----- INPUT MATERIAL

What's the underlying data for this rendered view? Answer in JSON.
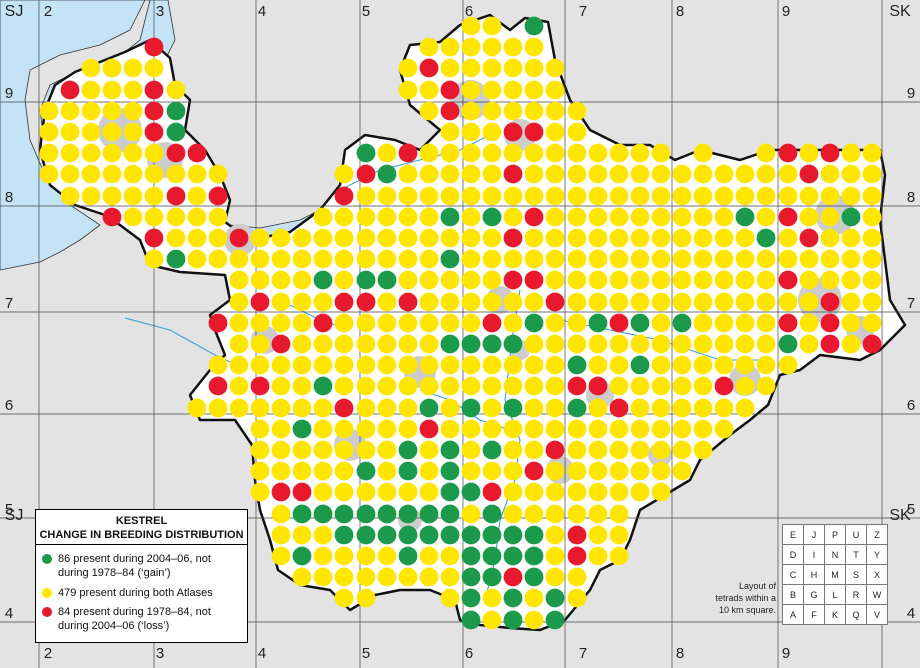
{
  "map": {
    "corner_labels": {
      "top_left": "SJ",
      "top_right": "SK",
      "bottom_left": "SJ",
      "bottom_right": "SK"
    },
    "easting_labels": [
      "2",
      "3",
      "4",
      "5",
      "6",
      "7",
      "8",
      "9"
    ],
    "northing_labels": [
      "9",
      "8",
      "7",
      "6",
      "5",
      "4"
    ],
    "colors": {
      "background_land": "#e3e3e3",
      "county_land": "#ffffff",
      "sea": "#c5e3f7",
      "urban": "#cccccc",
      "river": "#3aa0d6",
      "boundary": "#111111",
      "grid": "#444444",
      "gain": "#1a9a4a",
      "both": "#ffe600",
      "loss": "#e8192c"
    }
  },
  "legend": {
    "title_line1": "KESTREL",
    "title_line2": "CHANGE IN BREEDING DISTRIBUTION",
    "items": [
      {
        "key": "gain",
        "color": "#1a9a4a",
        "line1": "86 present during 2004–06, not",
        "line2": "during 1978–84 (‘gain’)"
      },
      {
        "key": "both",
        "color": "#ffe600",
        "line1": "479 present during both Atlases",
        "line2": ""
      },
      {
        "key": "loss",
        "color": "#e8192c",
        "line1": "84 present during 1978–84, not",
        "line2": "during 2004–06 (‘loss’)"
      }
    ]
  },
  "tetrad_key": {
    "rows": [
      [
        "E",
        "J",
        "P",
        "U",
        "Z"
      ],
      [
        "D",
        "I",
        "N",
        "T",
        "Y"
      ],
      [
        "C",
        "H",
        "M",
        "S",
        "X"
      ],
      [
        "B",
        "G",
        "L",
        "R",
        "W"
      ],
      [
        "A",
        "F",
        "K",
        "Q",
        "V"
      ]
    ],
    "caption_line1": "Layout of",
    "caption_line2": "tetrads within a",
    "caption_line3": "10 km square."
  }
}
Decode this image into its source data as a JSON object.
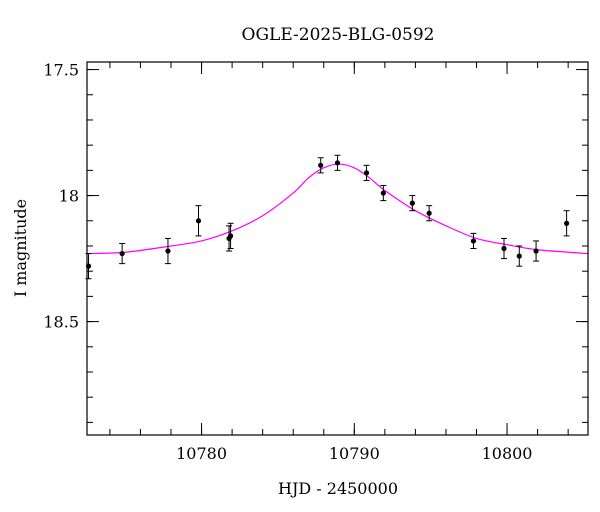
{
  "chart_data": {
    "type": "scatter",
    "title": "OGLE-2025-BLG-0592",
    "xlabel": "HJD - 2450000",
    "ylabel": "I magnitude",
    "xlim": [
      10772.5,
      10805.3
    ],
    "ylim": [
      18.95,
      17.47
    ],
    "y_inverted": true,
    "x_ticks": [
      10780,
      10790,
      10800
    ],
    "x_tick_labels": [
      "10780",
      "10790",
      "10800"
    ],
    "y_ticks": [
      17.5,
      18.0,
      18.5
    ],
    "y_tick_labels": [
      "17.5",
      "18",
      "18.5"
    ],
    "x_minor_step": 2,
    "y_minor_step": 0.1,
    "grid": false,
    "colors": {
      "model": "#ff00ff",
      "points": "#000000"
    },
    "series": [
      {
        "kind": "points_with_errorbars",
        "x": [
          10772.6,
          10774.8,
          10777.8,
          10779.8,
          10781.8,
          10781.9,
          10787.8,
          10788.9,
          10790.8,
          10791.9,
          10793.8,
          10794.9,
          10797.8,
          10799.8,
          10800.8,
          10801.9,
          10803.9
        ],
        "y": [
          18.28,
          18.23,
          18.22,
          18.1,
          18.17,
          18.16,
          17.88,
          17.87,
          17.91,
          17.99,
          18.03,
          18.07,
          18.18,
          18.21,
          18.24,
          18.22,
          18.11
        ],
        "err": [
          0.05,
          0.04,
          0.05,
          0.06,
          0.05,
          0.05,
          0.03,
          0.03,
          0.03,
          0.03,
          0.03,
          0.03,
          0.03,
          0.04,
          0.04,
          0.04,
          0.05
        ]
      },
      {
        "kind": "model_curve",
        "x": [
          10772.5,
          10775,
          10778,
          10780,
          10782,
          10784,
          10786,
          10787,
          10788,
          10789,
          10790,
          10791,
          10792,
          10794,
          10796,
          10798,
          10800,
          10802,
          10805.3
        ],
        "y": [
          18.23,
          18.225,
          18.2,
          18.18,
          18.14,
          18.08,
          17.99,
          17.93,
          17.89,
          17.875,
          17.89,
          17.93,
          17.98,
          18.06,
          18.12,
          18.17,
          18.195,
          18.215,
          18.23
        ]
      }
    ]
  }
}
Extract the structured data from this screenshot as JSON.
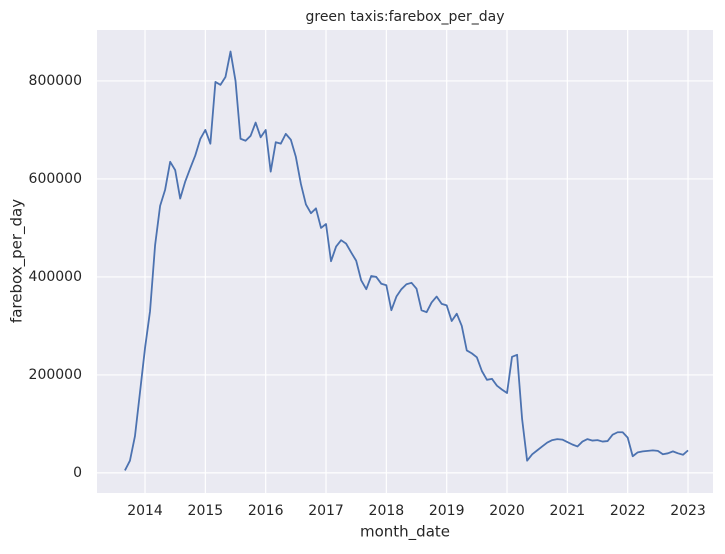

----------

* **YOUR GOAL**
Output the material word for word, omitting its pictures.

* **ANSWER TO THIS TASK**
What's the underlying data for this rendered view? Answer in JSON.
{
  "map": {
    "corner_labels": {
      "top_left": "SJ",
      "top_right": "SK",
      "bottom_left": "SJ",
      "bottom_right": "SK"
    },
    "easting_labels": [
      "2",
      "3",
      "4",
      "5",
      "6",
      "7",
      "8",
      "9"
    ],
    "northing_labels": [
      "9",
      "8",
      "7",
      "6",
      "5",
      "4"
    ],
    "colors": {
      "background_land": "#e3e3e3",
      "county_land": "#ffffff",
      "sea": "#c5e3f7",
      "urban": "#cccccc",
      "river": "#3aa0d6",
      "boundary": "#111111",
      "grid": "#444444",
      "gain": "#1a9a4a",
      "both": "#ffe600",
      "loss": "#e8192c"
    }
  },
  "legend": {
    "title_line1": "KESTREL",
    "title_line2": "CHANGE IN BREEDING DISTRIBUTION",
    "items": [
      {
        "key": "gain",
        "color": "#1a9a4a",
        "line1": "86 present during 2004–06, not",
        "line2": "during 1978–84 (‘gain’)"
      },
      {
        "key": "both",
        "color": "#ffe600",
        "line1": "479 present during both Atlases",
        "line2": ""
      },
      {
        "key": "loss",
        "color": "#e8192c",
        "line1": "84 present during 1978–84, not",
        "line2": "during 2004–06 (‘loss’)"
      }
    ]
  },
  "tetrad_key": {
    "rows": [
      [
        "E",
        "J",
        "P",
        "U",
        "Z"
      ],
      [
        "D",
        "I",
        "N",
        "T",
        "Y"
      ],
      [
        "C",
        "H",
        "M",
        "S",
        "X"
      ],
      [
        "B",
        "G",
        "L",
        "R",
        "W"
      ],
      [
        "A",
        "F",
        "K",
        "Q",
        "V"
      ]
    ],
    "caption_line1": "Layout of",
    "caption_line2": "tetrads within a",
    "caption_line3": "10 km square."
  }
}
Decode this image into its source data as a JSON object.
{
  "chart_data": {
    "type": "scatter",
    "title": "OGLE-2025-BLG-0592",
    "xlabel": "HJD - 2450000",
    "ylabel": "I magnitude",
    "xlim": [
      10772.5,
      10805.3
    ],
    "ylim": [
      18.95,
      17.47
    ],
    "y_inverted": true,
    "x_ticks": [
      10780,
      10790,
      10800
    ],
    "x_tick_labels": [
      "10780",
      "10790",
      "10800"
    ],
    "y_ticks": [
      17.5,
      18.0,
      18.5
    ],
    "y_tick_labels": [
      "17.5",
      "18",
      "18.5"
    ],
    "x_minor_step": 2,
    "y_minor_step": 0.1,
    "grid": false,
    "colors": {
      "model": "#ff00ff",
      "points": "#000000"
    },
    "series": [
      {
        "kind": "points_with_errorbars",
        "x": [
          10772.6,
          10774.8,
          10777.8,
          10779.8,
          10781.8,
          10781.9,
          10787.8,
          10788.9,
          10790.8,
          10791.9,
          10793.8,
          10794.9,
          10797.8,
          10799.8,
          10800.8,
          10801.9,
          10803.9
        ],
        "y": [
          18.28,
          18.23,
          18.22,
          18.1,
          18.17,
          18.16,
          17.88,
          17.87,
          17.91,
          17.99,
          18.03,
          18.07,
          18.18,
          18.21,
          18.24,
          18.22,
          18.11
        ],
        "err": [
          0.05,
          0.04,
          0.05,
          0.06,
          0.05,
          0.05,
          0.03,
          0.03,
          0.03,
          0.03,
          0.03,
          0.03,
          0.03,
          0.04,
          0.04,
          0.04,
          0.05
        ]
      },
      {
        "kind": "model_curve",
        "x": [
          10772.5,
          10775,
          10778,
          10780,
          10782,
          10784,
          10786,
          10787,
          10788,
          10789,
          10790,
          10791,
          10792,
          10794,
          10796,
          10798,
          10800,
          10802,
          10805.3
        ],
        "y": [
          18.23,
          18.225,
          18.2,
          18.18,
          18.14,
          18.08,
          17.99,
          17.93,
          17.89,
          17.875,
          17.89,
          17.93,
          17.98,
          18.06,
          18.12,
          18.17,
          18.195,
          18.215,
          18.23
        ]
      }
    ]
  }
}
Extract the structured data from this screenshot as JSON.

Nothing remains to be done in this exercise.